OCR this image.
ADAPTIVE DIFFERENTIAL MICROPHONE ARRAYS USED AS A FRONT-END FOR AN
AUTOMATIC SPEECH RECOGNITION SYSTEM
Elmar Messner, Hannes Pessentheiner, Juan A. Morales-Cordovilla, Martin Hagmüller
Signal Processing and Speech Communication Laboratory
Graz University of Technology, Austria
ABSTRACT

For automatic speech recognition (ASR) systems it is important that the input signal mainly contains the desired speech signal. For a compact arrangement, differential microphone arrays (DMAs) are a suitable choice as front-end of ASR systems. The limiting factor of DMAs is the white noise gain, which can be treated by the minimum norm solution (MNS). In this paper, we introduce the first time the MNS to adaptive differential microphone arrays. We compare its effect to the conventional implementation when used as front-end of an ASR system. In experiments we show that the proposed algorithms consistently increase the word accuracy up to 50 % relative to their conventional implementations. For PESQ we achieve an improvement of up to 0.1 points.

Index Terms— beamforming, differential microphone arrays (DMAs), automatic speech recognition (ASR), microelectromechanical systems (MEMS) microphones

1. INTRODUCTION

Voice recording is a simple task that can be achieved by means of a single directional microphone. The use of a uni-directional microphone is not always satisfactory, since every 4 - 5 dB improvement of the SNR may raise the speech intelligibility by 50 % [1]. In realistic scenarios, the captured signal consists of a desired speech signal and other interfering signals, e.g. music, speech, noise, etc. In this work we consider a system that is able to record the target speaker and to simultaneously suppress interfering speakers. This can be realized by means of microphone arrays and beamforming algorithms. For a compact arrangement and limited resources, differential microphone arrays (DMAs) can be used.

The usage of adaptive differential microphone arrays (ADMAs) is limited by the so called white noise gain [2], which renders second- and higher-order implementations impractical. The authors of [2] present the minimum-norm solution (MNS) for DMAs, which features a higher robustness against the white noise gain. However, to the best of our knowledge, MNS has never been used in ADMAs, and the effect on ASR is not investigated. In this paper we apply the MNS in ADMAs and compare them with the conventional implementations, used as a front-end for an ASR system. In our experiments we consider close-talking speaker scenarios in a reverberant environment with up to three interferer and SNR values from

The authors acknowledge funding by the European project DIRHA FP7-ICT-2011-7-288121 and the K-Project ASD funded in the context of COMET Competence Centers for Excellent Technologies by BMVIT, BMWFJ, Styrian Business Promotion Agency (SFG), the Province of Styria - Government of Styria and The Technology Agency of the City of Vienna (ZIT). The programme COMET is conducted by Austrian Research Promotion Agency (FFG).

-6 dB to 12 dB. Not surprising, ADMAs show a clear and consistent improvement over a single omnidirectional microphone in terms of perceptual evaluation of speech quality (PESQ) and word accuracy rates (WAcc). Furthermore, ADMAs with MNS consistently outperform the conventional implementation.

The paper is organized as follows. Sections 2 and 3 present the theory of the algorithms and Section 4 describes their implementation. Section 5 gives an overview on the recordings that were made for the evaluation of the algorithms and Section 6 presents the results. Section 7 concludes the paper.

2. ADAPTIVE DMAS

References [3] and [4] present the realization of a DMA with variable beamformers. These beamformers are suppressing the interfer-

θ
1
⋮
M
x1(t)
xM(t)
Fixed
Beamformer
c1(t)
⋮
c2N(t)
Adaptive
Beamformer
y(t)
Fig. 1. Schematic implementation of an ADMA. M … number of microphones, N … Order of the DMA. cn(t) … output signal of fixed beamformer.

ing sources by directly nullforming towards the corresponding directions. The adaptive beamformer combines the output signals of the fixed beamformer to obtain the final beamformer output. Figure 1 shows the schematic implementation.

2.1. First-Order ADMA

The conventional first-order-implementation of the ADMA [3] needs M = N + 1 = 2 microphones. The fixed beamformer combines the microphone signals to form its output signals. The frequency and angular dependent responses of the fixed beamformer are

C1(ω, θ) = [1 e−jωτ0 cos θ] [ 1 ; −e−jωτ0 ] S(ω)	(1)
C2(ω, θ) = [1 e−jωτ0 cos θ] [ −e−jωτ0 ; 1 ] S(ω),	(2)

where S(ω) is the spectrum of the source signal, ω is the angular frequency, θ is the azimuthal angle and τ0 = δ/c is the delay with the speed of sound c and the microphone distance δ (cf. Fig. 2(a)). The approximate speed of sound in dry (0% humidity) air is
*-*-*
## Short exercise
Quote each line of the listing above exactly.

## Complete answer
OCR this image.
ADAPTIVE DIFFERENTIAL MICROPHONE ARRAYS USED AS A FRONT-END FOR AN
AUTOMATIC SPEECH RECOGNITION SYSTEM
Elmar Messner, Hannes Pessentheiner, Juan A. Morales-Cordovilla, Martin Hagmüller
Signal Processing and Speech Communication Laboratory
Graz University of Technology, Austria
ABSTRACT

For automatic speech recognition (ASR) systems it is important that the input signal mainly contains the desired speech signal. For a compact arrangement, differential microphone arrays (DMAs) are a suitable choice as front-end of ASR systems. The limiting factor of DMAs is the white noise gain, which can be treated by the minimum norm solution (MNS). In this paper, we introduce the first time the MNS to adaptive differential microphone arrays. We compare its effect to the conventional implementation when used as front-end of an ASR system. In experiments we show that the proposed algorithms consistently increase the word accuracy up to 50 % relative to their conventional implementations. For PESQ we achieve an improvement of up to 0.1 points.

Index Terms— beamforming, differential microphone arrays (DMAs), automatic speech recognition (ASR), microelectromechanical systems (MEMS) microphones

1. INTRODUCTION

Voice recording is a simple task that can be achieved by means of a single directional microphone. The use of a uni-directional microphone is not always satisfactory, since every 4 - 5 dB improvement of the SNR may raise the speech intelligibility by 50 % [1]. In realistic scenarios, the captured signal consists of a desired speech signal and other interfering signals, e.g. music, speech, noise, etc. In this work we consider a system that is able to record the target speaker and to simultaneously suppress interfering speakers. This can be realized by means of microphone arrays and beamforming algorithms. For a compact arrangement and limited resources, differential microphone arrays (DMAs) can be used.

The usage of adaptive differential microphone arrays (ADMAs) is limited by the so called white noise gain [2], which renders second- and higher-order implementations impractical. The authors of [2] present the minimum-norm solution (MNS) for DMAs, which features a higher robustness against the white noise gain. However, to the best of our knowledge, MNS has never been used in ADMAs, and the effect on ASR is not investigated. In this paper we apply the MNS in ADMAs and compare them with the conventional implementations, used as a front-end for an ASR system. In our experiments we consider close-talking speaker scenarios in a reverberant environment with up to three interferer and SNR values from

The authors acknowledge funding by the European project DIRHA FP7-ICT-2011-7-288121 and the K-Project ASD funded in the context of COMET Competence Centers for Excellent Technologies by BMVIT, BMWFJ, Styrian Business Promotion Agency (SFG), the Province of Styria - Government of Styria and The Technology Agency of the City of Vienna (ZIT). The programme COMET is conducted by Austrian Research Promotion Agency (FFG).

-6 dB to 12 dB. Not surprising, ADMAs show a clear and consistent improvement over a single omnidirectional microphone in terms of perceptual evaluation of speech quality (PESQ) and word accuracy rates (WAcc). Furthermore, ADMAs with MNS consistently outperform the conventional implementation.

The paper is organized as follows. Sections 2 and 3 present the theory of the algorithms and Section 4 describes their implementation. Section 5 gives an overview on the recordings that were made for the evaluation of the algorithms and Section 6 presents the results. Section 7 concludes the paper.

2. ADAPTIVE DMAS

References [3] and [4] present the realization of a DMA with variable beamformers. These beamformers are suppressing the interfer-

θ
1
⋮
M
x1(t)
xM(t)
Fixed
Beamformer
c1(t)
⋮
c2N(t)
Adaptive
Beamformer
y(t)
Fig. 1. Schematic implementation of an ADMA. M … number of microphones, N … Order of the DMA. cn(t) … output signal of fixed beamformer.

ing sources by directly nullforming towards the corresponding directions. The adaptive beamformer combines the output signals of the fixed beamformer to obtain the final beamformer output. Figure 1 shows the schematic implementation.

2.1. First-Order ADMA

The conventional first-order-implementation of the ADMA [3] needs M = N + 1 = 2 microphones. The fixed beamformer combines the microphone signals to form its output signals. The frequency and angular dependent responses of the fixed beamformer are

C1(ω, θ) = [1 e−jωτ0 cos θ] [ 1 ; −e−jωτ0 ] S(ω)	(1)
C2(ω, θ) = [1 e−jωτ0 cos θ] [ −e−jωτ0 ; 1 ] S(ω),	(2)

where S(ω) is the spectrum of the source signal, ω is the angular frequency, θ is the azimuthal angle and τ0 = δ/c is the delay with the speed of sound c and the microphone distance δ (cf. Fig. 2(a)). The approximate speed of sound in dry (0% humidity) air is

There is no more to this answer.